◆ **WORK INSTRUCTIONS**
Copy out each line featuring the string "отслеживания" from the entries beneath.

-*-

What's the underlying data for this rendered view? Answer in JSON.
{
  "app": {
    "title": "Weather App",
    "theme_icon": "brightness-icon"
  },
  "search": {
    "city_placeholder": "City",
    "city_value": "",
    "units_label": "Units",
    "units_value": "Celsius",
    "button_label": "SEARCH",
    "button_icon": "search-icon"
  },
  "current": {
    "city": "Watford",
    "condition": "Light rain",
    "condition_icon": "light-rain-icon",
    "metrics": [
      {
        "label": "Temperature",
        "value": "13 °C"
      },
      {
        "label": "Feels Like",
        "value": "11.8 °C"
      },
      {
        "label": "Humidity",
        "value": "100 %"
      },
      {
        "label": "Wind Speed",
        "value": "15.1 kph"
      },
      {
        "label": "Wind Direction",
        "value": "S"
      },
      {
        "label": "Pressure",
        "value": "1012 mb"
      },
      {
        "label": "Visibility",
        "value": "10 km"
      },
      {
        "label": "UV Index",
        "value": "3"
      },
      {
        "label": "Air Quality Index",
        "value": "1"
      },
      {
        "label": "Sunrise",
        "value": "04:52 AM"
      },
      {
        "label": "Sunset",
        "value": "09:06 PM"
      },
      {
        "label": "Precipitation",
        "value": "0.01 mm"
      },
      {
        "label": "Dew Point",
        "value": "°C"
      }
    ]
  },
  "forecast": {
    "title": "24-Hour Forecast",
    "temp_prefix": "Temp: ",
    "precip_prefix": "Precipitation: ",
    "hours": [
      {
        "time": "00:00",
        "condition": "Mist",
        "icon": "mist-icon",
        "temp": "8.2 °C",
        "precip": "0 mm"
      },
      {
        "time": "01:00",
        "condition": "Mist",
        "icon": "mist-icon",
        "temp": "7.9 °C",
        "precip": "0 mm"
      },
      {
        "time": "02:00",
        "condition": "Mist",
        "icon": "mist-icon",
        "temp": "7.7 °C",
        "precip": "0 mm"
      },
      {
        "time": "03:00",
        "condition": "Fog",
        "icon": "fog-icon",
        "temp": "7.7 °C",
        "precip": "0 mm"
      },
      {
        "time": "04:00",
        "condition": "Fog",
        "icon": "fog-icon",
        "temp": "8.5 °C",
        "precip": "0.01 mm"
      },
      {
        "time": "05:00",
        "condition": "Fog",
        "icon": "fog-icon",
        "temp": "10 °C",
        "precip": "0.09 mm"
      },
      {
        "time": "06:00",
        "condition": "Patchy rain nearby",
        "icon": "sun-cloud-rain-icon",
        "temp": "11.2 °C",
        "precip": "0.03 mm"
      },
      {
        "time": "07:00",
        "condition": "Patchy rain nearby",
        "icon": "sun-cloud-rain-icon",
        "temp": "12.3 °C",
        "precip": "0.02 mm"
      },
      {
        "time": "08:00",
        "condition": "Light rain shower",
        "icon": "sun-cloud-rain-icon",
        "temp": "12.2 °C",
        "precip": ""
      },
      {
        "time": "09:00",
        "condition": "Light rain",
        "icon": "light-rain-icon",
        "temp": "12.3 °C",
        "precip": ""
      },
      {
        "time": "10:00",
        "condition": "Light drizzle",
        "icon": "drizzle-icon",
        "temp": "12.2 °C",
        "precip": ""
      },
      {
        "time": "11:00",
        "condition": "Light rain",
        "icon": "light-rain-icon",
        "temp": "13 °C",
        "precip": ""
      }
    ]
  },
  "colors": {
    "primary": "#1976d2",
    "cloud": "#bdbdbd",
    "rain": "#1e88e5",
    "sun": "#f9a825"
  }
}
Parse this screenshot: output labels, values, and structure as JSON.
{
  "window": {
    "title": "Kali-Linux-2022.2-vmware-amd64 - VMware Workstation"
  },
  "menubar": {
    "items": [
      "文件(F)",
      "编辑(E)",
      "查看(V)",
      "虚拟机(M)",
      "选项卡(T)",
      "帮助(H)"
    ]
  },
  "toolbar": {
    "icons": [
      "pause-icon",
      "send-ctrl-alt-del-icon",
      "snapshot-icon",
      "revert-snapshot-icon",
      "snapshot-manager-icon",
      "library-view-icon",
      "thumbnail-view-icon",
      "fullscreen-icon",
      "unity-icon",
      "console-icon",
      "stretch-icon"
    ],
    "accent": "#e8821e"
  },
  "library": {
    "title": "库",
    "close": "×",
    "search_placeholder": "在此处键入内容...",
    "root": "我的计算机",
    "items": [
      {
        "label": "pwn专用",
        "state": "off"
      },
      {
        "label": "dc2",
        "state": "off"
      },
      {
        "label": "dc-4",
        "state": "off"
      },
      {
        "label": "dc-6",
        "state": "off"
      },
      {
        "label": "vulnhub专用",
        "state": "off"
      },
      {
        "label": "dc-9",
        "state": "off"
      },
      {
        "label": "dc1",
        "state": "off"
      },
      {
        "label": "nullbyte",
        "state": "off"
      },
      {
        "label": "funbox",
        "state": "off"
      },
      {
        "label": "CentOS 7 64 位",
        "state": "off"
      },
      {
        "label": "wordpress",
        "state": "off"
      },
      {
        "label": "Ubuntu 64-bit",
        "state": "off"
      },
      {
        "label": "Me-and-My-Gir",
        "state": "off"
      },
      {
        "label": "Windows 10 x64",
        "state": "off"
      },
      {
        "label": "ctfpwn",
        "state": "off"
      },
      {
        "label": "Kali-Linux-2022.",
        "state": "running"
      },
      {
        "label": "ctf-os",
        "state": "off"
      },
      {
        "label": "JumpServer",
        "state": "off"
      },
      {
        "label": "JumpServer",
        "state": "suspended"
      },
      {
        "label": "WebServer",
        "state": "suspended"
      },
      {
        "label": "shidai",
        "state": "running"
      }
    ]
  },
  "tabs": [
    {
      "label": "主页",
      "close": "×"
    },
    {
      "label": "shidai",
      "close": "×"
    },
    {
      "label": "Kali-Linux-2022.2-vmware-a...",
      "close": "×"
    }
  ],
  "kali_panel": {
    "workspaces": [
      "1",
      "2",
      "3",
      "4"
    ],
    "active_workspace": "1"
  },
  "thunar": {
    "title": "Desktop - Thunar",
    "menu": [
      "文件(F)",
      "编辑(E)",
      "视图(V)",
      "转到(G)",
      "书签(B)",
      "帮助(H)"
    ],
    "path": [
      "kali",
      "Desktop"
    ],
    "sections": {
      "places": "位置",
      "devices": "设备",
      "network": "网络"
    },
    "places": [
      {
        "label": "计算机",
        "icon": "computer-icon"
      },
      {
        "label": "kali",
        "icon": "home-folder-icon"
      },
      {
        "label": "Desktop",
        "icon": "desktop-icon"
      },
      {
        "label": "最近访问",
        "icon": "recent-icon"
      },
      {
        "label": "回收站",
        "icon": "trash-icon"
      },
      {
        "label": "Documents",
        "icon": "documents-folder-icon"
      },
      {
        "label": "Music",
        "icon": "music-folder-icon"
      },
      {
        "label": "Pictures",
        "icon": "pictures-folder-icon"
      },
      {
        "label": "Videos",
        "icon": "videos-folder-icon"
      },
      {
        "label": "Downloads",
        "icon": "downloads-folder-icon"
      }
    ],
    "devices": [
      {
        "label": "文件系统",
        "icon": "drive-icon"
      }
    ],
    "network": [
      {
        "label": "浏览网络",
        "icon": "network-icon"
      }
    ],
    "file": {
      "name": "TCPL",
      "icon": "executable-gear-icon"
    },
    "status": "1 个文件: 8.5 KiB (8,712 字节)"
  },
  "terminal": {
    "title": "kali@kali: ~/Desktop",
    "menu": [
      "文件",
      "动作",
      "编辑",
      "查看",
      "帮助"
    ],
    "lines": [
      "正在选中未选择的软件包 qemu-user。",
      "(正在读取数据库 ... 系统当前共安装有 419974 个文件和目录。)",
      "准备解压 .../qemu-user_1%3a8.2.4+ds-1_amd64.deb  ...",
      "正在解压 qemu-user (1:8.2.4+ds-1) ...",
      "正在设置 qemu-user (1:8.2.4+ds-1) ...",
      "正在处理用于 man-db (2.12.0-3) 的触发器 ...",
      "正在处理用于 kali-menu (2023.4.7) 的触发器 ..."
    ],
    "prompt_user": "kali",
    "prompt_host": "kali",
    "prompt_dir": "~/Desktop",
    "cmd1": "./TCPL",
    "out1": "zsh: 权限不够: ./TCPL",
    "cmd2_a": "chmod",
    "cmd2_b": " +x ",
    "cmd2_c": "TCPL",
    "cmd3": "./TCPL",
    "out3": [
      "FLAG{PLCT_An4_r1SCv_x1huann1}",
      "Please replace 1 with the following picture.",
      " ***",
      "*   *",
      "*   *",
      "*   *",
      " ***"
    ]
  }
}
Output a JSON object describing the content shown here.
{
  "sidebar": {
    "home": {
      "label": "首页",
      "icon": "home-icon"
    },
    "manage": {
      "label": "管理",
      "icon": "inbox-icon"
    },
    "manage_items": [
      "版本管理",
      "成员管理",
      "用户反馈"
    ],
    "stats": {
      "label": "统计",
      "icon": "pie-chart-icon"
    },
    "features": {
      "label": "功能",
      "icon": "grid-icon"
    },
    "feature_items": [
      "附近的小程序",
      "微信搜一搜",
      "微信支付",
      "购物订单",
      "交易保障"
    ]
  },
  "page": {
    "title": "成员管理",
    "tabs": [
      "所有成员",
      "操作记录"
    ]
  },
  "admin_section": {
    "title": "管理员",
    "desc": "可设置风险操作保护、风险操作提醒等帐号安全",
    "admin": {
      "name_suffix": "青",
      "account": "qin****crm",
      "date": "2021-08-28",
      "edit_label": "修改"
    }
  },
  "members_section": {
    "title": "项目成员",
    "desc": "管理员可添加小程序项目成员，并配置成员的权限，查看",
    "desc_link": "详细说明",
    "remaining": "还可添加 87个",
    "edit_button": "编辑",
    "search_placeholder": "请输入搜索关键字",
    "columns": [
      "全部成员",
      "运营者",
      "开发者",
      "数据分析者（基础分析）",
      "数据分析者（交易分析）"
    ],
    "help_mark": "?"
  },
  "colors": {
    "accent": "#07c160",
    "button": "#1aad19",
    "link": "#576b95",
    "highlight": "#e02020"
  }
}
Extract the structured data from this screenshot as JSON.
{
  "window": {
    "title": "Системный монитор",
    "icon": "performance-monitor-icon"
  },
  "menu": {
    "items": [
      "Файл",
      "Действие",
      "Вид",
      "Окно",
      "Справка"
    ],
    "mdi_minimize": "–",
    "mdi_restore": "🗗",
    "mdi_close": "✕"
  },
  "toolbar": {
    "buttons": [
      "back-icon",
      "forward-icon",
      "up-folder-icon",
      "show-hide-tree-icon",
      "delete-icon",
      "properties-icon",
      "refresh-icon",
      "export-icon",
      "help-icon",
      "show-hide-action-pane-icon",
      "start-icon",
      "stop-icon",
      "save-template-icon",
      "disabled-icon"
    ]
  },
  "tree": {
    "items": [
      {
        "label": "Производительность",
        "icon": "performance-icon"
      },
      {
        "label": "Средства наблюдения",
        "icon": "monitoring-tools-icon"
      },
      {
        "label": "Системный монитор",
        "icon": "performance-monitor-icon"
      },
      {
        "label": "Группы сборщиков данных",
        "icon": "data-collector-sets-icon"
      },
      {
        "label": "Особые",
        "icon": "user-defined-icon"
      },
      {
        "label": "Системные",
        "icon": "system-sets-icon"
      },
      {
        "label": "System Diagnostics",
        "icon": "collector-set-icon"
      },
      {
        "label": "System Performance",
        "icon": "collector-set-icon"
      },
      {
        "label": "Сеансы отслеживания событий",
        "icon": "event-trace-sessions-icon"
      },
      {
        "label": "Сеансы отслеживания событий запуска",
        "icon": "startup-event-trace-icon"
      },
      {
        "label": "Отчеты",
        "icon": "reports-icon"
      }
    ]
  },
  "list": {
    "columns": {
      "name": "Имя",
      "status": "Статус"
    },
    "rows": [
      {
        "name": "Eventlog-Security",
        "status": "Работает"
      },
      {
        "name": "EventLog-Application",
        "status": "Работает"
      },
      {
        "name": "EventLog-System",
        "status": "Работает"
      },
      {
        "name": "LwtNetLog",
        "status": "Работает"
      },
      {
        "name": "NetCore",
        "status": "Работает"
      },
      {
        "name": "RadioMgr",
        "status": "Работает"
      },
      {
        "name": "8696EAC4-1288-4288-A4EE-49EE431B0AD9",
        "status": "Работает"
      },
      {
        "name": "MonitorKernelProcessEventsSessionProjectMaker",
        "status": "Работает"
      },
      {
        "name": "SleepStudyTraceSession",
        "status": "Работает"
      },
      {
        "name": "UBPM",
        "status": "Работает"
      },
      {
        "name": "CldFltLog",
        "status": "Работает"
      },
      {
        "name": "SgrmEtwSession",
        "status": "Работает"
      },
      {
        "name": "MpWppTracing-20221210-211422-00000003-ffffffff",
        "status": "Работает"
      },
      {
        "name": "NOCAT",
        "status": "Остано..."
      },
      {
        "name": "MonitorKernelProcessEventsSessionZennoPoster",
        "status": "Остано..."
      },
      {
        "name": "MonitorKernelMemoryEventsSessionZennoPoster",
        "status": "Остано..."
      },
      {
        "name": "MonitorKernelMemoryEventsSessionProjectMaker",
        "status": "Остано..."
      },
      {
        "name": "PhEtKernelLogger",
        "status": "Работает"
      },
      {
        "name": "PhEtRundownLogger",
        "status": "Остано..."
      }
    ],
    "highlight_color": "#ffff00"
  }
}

-*-

◆ **RESULT FOR THIS EXERCISE**
        "label": "Сеансы отслеживания событий",
        "label": "Сеансы отслеживания событий запуска",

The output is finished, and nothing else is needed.